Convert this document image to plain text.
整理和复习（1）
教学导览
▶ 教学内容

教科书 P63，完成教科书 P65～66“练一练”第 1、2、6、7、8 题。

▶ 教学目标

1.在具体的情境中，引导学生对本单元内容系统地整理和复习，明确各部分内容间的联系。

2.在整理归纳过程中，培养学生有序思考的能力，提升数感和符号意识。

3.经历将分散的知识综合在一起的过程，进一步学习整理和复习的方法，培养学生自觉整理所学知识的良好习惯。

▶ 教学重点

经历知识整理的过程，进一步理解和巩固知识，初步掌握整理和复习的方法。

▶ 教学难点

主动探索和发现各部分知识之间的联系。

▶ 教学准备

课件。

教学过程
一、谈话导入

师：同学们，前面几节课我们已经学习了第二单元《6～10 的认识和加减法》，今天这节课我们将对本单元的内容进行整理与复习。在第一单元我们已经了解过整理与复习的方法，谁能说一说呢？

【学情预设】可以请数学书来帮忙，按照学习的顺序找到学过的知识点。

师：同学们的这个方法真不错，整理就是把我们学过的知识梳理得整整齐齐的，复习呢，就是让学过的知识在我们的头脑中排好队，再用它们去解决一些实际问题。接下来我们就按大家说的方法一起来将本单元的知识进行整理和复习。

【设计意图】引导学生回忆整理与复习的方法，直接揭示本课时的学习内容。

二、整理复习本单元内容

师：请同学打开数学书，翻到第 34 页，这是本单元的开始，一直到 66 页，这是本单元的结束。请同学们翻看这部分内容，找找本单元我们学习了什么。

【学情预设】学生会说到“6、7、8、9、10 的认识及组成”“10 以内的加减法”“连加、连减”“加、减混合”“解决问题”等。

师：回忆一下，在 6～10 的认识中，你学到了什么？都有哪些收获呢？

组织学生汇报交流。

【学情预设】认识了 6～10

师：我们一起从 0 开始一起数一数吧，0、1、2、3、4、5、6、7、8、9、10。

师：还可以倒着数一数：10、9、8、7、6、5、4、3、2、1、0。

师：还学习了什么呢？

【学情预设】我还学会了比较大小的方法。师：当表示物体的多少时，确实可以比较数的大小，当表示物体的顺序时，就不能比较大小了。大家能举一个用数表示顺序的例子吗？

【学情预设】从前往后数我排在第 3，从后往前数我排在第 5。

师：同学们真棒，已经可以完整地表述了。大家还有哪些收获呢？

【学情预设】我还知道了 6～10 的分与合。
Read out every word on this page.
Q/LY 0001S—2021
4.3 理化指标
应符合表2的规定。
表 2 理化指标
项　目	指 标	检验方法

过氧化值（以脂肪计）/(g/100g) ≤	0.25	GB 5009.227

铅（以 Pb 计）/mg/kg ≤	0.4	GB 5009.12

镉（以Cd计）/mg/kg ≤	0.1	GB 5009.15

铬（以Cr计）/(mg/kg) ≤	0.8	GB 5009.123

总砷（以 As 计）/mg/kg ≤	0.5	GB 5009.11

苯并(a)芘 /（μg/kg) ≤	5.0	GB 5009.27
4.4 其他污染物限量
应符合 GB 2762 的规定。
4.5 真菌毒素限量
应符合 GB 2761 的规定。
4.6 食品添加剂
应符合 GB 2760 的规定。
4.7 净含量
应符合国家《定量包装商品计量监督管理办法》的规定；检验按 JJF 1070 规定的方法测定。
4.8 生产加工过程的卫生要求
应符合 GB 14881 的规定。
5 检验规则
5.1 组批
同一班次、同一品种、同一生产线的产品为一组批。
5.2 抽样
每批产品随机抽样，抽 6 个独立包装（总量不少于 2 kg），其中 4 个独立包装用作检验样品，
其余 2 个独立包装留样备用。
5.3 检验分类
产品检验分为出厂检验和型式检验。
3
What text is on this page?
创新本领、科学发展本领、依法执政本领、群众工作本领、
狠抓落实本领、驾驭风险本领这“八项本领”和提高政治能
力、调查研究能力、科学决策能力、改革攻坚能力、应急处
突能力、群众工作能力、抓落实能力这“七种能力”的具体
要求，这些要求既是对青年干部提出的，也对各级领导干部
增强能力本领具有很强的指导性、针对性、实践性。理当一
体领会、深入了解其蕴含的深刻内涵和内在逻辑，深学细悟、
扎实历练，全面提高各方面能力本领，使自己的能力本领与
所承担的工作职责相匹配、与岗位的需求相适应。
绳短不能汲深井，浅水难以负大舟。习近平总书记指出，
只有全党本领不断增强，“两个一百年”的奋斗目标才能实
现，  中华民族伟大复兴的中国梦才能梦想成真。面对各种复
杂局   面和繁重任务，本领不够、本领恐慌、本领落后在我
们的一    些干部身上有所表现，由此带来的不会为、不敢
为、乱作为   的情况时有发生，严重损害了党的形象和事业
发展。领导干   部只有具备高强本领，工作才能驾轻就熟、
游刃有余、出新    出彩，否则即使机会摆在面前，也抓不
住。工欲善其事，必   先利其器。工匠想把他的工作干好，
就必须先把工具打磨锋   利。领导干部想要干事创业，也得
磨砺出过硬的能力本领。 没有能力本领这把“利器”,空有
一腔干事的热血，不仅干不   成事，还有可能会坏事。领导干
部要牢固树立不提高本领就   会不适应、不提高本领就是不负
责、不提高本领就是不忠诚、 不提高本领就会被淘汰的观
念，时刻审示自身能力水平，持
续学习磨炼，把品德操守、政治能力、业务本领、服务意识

---+---

Using the listing, copy every line where the word "this" shows up.

Convert this document image to plain text.
Read out every word on this page.
What text is on this page?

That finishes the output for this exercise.